- [Work instructions] Write out each entry again. Keep every word exactly as it is.

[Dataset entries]

****************

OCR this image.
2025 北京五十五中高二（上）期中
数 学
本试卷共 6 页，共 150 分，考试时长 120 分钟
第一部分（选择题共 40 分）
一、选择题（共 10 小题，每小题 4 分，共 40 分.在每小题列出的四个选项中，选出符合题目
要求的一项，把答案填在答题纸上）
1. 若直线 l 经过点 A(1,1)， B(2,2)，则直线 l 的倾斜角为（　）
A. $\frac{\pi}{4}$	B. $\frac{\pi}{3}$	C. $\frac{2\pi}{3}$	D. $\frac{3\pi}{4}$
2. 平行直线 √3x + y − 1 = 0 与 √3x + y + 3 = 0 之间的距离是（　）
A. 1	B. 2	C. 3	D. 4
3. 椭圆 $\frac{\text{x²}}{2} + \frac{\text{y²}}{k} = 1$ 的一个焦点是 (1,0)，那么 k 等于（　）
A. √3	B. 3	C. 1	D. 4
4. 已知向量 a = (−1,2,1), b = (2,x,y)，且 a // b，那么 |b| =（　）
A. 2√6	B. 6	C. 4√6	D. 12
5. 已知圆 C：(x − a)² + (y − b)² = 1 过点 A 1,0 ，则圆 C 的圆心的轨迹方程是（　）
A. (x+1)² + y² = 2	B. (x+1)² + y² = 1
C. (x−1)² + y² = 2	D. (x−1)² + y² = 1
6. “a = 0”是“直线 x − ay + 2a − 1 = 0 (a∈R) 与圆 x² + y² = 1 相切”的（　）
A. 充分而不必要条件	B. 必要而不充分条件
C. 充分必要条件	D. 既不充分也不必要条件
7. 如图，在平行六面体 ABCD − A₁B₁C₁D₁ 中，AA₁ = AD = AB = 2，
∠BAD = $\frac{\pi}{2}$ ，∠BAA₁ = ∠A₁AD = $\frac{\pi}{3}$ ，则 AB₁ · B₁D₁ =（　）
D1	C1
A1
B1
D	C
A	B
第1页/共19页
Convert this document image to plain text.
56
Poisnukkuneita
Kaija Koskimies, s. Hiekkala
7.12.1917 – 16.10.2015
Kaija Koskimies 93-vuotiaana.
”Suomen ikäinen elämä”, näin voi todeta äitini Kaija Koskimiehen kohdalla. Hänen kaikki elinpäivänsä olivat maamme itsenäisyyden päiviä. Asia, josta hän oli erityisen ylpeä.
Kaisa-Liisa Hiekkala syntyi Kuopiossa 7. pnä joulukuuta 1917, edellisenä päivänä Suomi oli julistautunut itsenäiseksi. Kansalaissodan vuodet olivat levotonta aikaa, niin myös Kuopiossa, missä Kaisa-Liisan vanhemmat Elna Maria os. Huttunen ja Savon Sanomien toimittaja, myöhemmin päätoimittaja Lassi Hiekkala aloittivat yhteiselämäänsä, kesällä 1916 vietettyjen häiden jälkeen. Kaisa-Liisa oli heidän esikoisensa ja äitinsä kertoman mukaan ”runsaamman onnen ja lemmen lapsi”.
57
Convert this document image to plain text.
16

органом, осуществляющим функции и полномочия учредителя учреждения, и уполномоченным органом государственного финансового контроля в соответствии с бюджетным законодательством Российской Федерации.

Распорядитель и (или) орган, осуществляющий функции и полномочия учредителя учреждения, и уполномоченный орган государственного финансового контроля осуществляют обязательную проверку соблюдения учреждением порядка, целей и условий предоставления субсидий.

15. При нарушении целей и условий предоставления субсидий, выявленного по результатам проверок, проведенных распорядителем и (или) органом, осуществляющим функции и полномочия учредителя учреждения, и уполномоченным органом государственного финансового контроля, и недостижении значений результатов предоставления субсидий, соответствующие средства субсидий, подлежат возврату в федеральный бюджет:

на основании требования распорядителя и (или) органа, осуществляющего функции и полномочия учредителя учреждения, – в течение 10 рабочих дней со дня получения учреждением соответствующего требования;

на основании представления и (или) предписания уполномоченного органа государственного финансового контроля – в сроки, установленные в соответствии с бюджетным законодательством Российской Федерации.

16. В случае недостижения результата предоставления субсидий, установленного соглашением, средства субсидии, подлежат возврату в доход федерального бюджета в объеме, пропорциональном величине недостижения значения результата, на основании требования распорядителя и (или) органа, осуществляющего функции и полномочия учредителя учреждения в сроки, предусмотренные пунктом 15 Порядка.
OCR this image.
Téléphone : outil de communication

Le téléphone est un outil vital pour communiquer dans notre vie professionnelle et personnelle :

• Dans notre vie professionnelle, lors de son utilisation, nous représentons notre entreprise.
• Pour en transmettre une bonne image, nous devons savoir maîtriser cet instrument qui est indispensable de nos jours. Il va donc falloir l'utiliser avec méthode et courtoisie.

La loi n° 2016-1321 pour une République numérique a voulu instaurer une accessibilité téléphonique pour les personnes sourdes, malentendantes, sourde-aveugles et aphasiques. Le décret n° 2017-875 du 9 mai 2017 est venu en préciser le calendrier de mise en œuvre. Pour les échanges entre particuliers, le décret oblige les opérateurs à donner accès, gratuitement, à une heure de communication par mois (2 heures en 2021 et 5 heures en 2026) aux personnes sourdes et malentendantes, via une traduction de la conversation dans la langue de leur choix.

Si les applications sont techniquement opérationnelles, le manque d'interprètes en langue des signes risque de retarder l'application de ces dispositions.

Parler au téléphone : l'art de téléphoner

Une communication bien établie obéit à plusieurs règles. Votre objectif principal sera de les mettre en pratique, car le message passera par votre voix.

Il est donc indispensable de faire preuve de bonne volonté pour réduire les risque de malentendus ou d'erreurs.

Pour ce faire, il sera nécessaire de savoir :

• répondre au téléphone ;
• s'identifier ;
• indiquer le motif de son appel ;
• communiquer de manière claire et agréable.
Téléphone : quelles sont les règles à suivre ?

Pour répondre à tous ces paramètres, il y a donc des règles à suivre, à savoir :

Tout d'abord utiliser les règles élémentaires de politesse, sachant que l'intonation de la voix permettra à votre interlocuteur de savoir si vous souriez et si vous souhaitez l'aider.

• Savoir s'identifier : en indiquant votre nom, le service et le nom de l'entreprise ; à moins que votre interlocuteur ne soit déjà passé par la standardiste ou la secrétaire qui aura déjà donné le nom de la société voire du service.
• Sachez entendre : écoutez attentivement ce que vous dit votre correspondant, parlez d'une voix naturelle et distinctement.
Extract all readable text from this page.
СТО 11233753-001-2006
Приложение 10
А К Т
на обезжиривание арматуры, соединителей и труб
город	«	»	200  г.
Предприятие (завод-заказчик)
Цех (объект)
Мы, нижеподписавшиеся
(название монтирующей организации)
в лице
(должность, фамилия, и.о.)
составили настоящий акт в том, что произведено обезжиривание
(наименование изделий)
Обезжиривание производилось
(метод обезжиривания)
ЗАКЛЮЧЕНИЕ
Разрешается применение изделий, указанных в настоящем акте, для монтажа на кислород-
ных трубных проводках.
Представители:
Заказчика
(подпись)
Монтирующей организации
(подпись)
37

****************

- [Expected answer]
OCR this image.
2025 北京五十五中高二（上）期中
数 学
本试卷共 6 页，共 150 分，考试时长 120 分钟
第一部分（选择题共 40 分）
一、选择题（共 10 小题，每小题 4 分，共 40 分.在每小题列出的四个选项中，选出符合题目
要求的一项，把答案填在答题纸上）
1. 若直线 l 经过点 A(1,1)， B(2,2)，则直线 l 的倾斜角为（　）
A. $\frac{\pi}{4}$	B. $\frac{\pi}{3}$	C. $\frac{2\pi}{3}$	D. $\frac{3\pi}{4}$
2. 平行直线 √3x + y − 1 = 0 与 √3x + y + 3 = 0 之间的距离是（　）
A. 1	B. 2	C. 3	D. 4
3. 椭圆 $\frac{\text{x²}}{2} + \frac{\text{y²}}{k} = 1$ 的一个焦点是 (1,0)，那么 k 等于（　）
A. √3	B. 3	C. 1	D. 4
4. 已知向量 a = (−1,2,1), b = (2,x,y)，且 a // b，那么 |b| =（　）
A. 2√6	B. 6	C. 4√6	D. 12
5. 已知圆 C：(x − a)² + (y − b)² = 1 过点 A 1,0 ，则圆 C 的圆心的轨迹方程是（　）
A. (x+1)² + y² = 2	B. (x+1)² + y² = 1
C. (x−1)² + y² = 2	D. (x−1)² + y² = 1
6. “a = 0”是“直线 x − ay + 2a − 1 = 0 (a∈R) 与圆 x² + y² = 1 相切”的（　）
A. 充分而不必要条件	B. 必要而不充分条件
C. 充分必要条件	D. 既不充分也不必要条件
7. 如图，在平行六面体 ABCD − A₁B₁C₁D₁ 中，AA₁ = AD = AB = 2，
∠BAD = $\frac{\pi}{2}$ ，∠BAA₁ = ∠A₁AD = $\frac{\pi}{3}$ ，则 AB₁ · B₁D₁ =（　）
D1	C1
A1
B1
D	C
A	B
第1页/共19页
Convert this document image to plain text.
56
Poisnukkuneita
Kaija Koskimies, s. Hiekkala
7.12.1917 – 16.10.2015
Kaija Koskimies 93-vuotiaana.
”Suomen ikäinen elämä”, näin voi todeta äitini Kaija Koskimiehen kohdalla. Hänen kaikki elinpäivänsä olivat maamme itsenäisyyden päiviä. Asia, josta hän oli erityisen ylpeä.
Kaisa-Liisa Hiekkala syntyi Kuopiossa 7. pnä joulukuuta 1917, edellisenä päivänä Suomi oli julistautunut itsenäiseksi. Kansalaissodan vuodet olivat levotonta aikaa, niin myös Kuopiossa, missä Kaisa-Liisan vanhemmat Elna Maria os. Huttunen ja Savon Sanomien toimittaja, myöhemmin päätoimittaja Lassi Hiekkala aloittivat yhteiselämäänsä, kesällä 1916 vietettyjen häiden jälkeen. Kaisa-Liisa oli heidän esikoisensa ja äitinsä kertoman mukaan ”runsaamman onnen ja lemmen lapsi”.
57
Convert this document image to plain text.
16

органом, осуществляющим функции и полномочия учредителя учреждения, и уполномоченным органом государственного финансового контроля в соответствии с бюджетным законодательством Российской Федерации.

Распорядитель и (или) орган, осуществляющий функции и полномочия учредителя учреждения, и уполномоченный орган государственного финансового контроля осуществляют обязательную проверку соблюдения учреждением порядка, целей и условий предоставления субсидий.

15. При нарушении целей и условий предоставления субсидий, выявленного по результатам проверок, проведенных распорядителем и (или) органом, осуществляющим функции и полномочия учредителя учреждения, и уполномоченным органом государственного финансового контроля, и недостижении значений результатов предоставления субсидий, соответствующие средства субсидий, подлежат возврату в федеральный бюджет:

на основании требования распорядителя и (или) органа, осуществляющего функции и полномочия учредителя учреждения, – в течение 10 рабочих дней со дня получения учреждением соответствующего требования;

на основании представления и (или) предписания уполномоченного органа государственного финансового контроля – в сроки, установленные в соответствии с бюджетным законодательством Российской Федерации.

16. В случае недостижения результата предоставления субсидий, установленного соглашением, средства субсидии, подлежат возврату в доход федерального бюджета в объеме, пропорциональном величине недостижения значения результата, на основании требования распорядителя и (или) органа, осуществляющего функции и полномочия учредителя учреждения в сроки, предусмотренные пунктом 15 Порядка.
OCR this image.
Téléphone : outil de communication

Le téléphone est un outil vital pour communiquer dans notre vie professionnelle et personnelle :

• Dans notre vie professionnelle, lors de son utilisation, nous représentons notre entreprise.
• Pour en transmettre une bonne image, nous devons savoir maîtriser cet instrument qui est indispensable de nos jours. Il va donc falloir l'utiliser avec méthode et courtoisie.

La loi n° 2016-1321 pour une République numérique a voulu instaurer une accessibilité téléphonique pour les personnes sourdes, malentendantes, sourde-aveugles et aphasiques. Le décret n° 2017-875 du 9 mai 2017 est venu en préciser le calendrier de mise en œuvre. Pour les échanges entre particuliers, le décret oblige les opérateurs à donner accès, gratuitement, à une heure de communication par mois (2 heures en 2021 et 5 heures en 2026) aux personnes sourdes et malentendantes, via une traduction de la conversation dans la langue de leur choix.

Si les applications sont techniquement opérationnelles, le manque d'interprètes en langue des signes risque de retarder l'application de ces dispositions.

Parler au téléphone : l'art de téléphoner

Une communication bien établie obéit à plusieurs règles. Votre objectif principal sera de les mettre en pratique, car le message passera par votre voix.

Il est donc indispensable de faire preuve de bonne volonté pour réduire les risque de malentendus ou d'erreurs.

Pour ce faire, il sera nécessaire de savoir :

• répondre au téléphone ;
• s'identifier ;
• indiquer le motif de son appel ;
• communiquer de manière claire et agréable.
Téléphone : quelles sont les règles à suivre ?

Pour répondre à tous ces paramètres, il y a donc des règles à suivre, à savoir :

Tout d'abord utiliser les règles élémentaires de politesse, sachant que l'intonation de la voix permettra à votre interlocuteur de savoir si vous souriez et si vous souhaitez l'aider.

• Savoir s'identifier : en indiquant votre nom, le service et le nom de l'entreprise ; à moins que votre interlocuteur ne soit déjà passé par la standardiste ou la secrétaire qui aura déjà donné le nom de la société voire du service.
• Sachez entendre : écoutez attentivement ce que vous dit votre correspondant, parlez d'une voix naturelle et distinctement.
Extract all readable text from this page.
СТО 11233753-001-2006
Приложение 10
А К Т
на обезжиривание арматуры, соединителей и труб
город	«	»	200  г.
Предприятие (завод-заказчик)
Цех (объект)
Мы, нижеподписавшиеся
(название монтирующей организации)
в лице
(должность, фамилия, и.о.)
составили настоящий акт в том, что произведено обезжиривание
(наименование изделий)
Обезжиривание производилось
(метод обезжиривания)
ЗАКЛЮЧЕНИЕ
Разрешается применение изделий, указанных в настоящем акте, для монтажа на кислород-
ных трубных проводках.
Представители:
Заказчика
(подпись)
Монтирующей организации
(подпись)
37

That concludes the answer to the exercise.